= PROBLEM DESCRIPTION =
Copy out every line that contains the word "characters".

= SUPPLIED INFORMATION =
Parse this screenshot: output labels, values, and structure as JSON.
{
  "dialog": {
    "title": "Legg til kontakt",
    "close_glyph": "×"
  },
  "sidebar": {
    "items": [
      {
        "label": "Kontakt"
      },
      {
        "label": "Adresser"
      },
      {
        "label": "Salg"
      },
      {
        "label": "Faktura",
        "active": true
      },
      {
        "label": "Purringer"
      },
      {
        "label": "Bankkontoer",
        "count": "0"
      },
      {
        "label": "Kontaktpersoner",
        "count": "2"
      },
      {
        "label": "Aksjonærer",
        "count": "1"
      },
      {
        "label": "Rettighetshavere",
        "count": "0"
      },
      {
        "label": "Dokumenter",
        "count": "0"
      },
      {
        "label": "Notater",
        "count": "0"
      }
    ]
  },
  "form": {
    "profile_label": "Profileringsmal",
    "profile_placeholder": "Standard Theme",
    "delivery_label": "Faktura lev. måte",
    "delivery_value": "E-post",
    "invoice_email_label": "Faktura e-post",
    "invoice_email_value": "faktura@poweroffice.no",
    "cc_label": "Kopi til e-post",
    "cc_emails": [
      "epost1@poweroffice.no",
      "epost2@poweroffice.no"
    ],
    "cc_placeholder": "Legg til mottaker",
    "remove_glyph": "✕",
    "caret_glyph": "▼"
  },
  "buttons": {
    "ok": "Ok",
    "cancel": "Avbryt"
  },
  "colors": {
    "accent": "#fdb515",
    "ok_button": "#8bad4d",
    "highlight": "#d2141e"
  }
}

* * *

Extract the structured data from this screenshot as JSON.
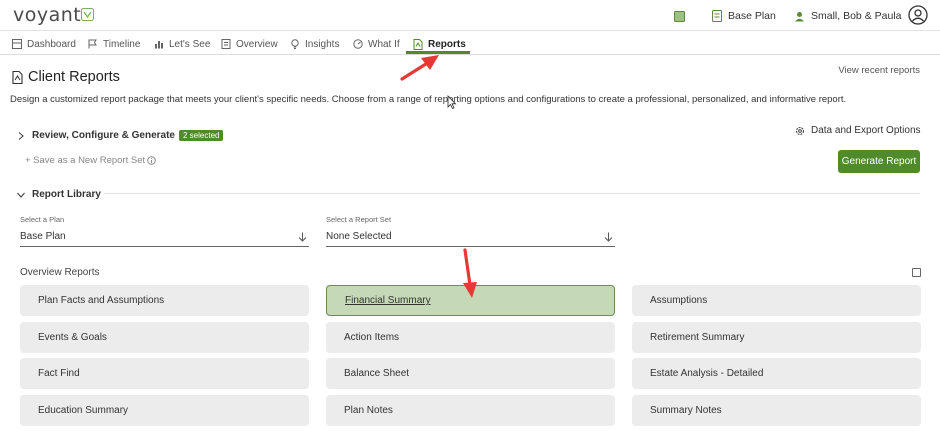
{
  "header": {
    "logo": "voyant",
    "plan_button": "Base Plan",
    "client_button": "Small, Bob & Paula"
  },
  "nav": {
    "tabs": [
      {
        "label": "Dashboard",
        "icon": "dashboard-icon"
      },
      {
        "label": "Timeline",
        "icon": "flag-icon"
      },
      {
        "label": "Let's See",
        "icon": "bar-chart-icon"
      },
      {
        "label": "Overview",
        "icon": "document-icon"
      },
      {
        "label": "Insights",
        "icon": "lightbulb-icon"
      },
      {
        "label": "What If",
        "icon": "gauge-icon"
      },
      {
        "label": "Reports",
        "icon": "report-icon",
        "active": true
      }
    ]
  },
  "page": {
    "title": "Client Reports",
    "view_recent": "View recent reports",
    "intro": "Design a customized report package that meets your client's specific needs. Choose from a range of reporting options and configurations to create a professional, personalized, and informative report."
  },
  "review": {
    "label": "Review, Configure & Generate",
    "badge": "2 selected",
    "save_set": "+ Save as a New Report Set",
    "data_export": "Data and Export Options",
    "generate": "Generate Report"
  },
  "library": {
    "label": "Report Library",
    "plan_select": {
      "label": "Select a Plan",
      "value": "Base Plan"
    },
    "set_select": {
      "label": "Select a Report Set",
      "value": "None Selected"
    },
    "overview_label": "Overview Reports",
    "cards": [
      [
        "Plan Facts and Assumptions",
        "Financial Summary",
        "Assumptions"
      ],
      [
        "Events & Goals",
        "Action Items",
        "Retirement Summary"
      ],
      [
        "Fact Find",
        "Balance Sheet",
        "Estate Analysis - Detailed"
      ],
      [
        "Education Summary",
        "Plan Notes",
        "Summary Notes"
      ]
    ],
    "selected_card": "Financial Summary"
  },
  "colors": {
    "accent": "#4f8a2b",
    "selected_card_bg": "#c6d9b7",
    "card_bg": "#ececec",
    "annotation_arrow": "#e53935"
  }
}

--

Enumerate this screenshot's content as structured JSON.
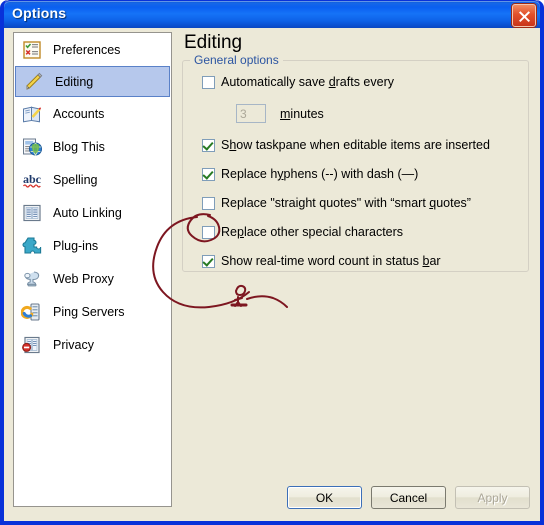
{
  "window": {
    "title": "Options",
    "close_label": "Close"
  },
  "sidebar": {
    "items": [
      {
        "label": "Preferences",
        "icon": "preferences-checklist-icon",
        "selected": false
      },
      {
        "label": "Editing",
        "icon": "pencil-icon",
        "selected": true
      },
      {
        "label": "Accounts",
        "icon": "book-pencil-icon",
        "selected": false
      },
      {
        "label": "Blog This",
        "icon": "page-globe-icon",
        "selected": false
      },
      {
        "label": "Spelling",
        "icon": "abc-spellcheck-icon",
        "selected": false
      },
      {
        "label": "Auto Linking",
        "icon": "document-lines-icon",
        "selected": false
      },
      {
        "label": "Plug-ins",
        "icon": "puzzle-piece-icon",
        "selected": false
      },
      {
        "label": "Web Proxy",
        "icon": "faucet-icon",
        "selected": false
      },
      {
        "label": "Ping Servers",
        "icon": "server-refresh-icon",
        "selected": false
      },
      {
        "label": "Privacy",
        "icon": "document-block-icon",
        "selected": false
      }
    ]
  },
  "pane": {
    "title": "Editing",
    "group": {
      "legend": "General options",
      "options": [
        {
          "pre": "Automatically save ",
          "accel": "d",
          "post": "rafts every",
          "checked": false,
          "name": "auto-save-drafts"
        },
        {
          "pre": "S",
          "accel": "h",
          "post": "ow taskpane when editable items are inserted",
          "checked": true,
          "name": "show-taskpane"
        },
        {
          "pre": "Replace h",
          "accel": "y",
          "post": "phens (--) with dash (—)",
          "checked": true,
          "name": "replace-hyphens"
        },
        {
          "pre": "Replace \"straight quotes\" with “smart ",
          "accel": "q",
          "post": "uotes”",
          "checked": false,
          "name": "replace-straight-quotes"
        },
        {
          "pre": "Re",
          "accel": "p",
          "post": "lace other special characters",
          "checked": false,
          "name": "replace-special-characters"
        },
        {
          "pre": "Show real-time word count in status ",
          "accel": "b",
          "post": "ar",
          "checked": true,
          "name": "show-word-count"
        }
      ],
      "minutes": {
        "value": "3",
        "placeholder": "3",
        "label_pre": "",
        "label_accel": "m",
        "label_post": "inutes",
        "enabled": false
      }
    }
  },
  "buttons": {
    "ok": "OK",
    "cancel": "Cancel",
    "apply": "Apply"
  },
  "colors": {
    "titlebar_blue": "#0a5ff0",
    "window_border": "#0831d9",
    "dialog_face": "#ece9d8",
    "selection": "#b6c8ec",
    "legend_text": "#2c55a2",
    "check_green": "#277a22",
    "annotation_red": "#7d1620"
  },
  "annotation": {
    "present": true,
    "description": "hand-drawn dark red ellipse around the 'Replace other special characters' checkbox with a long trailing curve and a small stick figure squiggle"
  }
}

= PROBLEM SOLUTION =
          "post": "lace other special characters",
          "name": "replace-special-characters"
    "description": "hand-drawn dark red ellipse around the 'Replace other special characters' checkbox with a long trailing curve and a small stick figure squiggle"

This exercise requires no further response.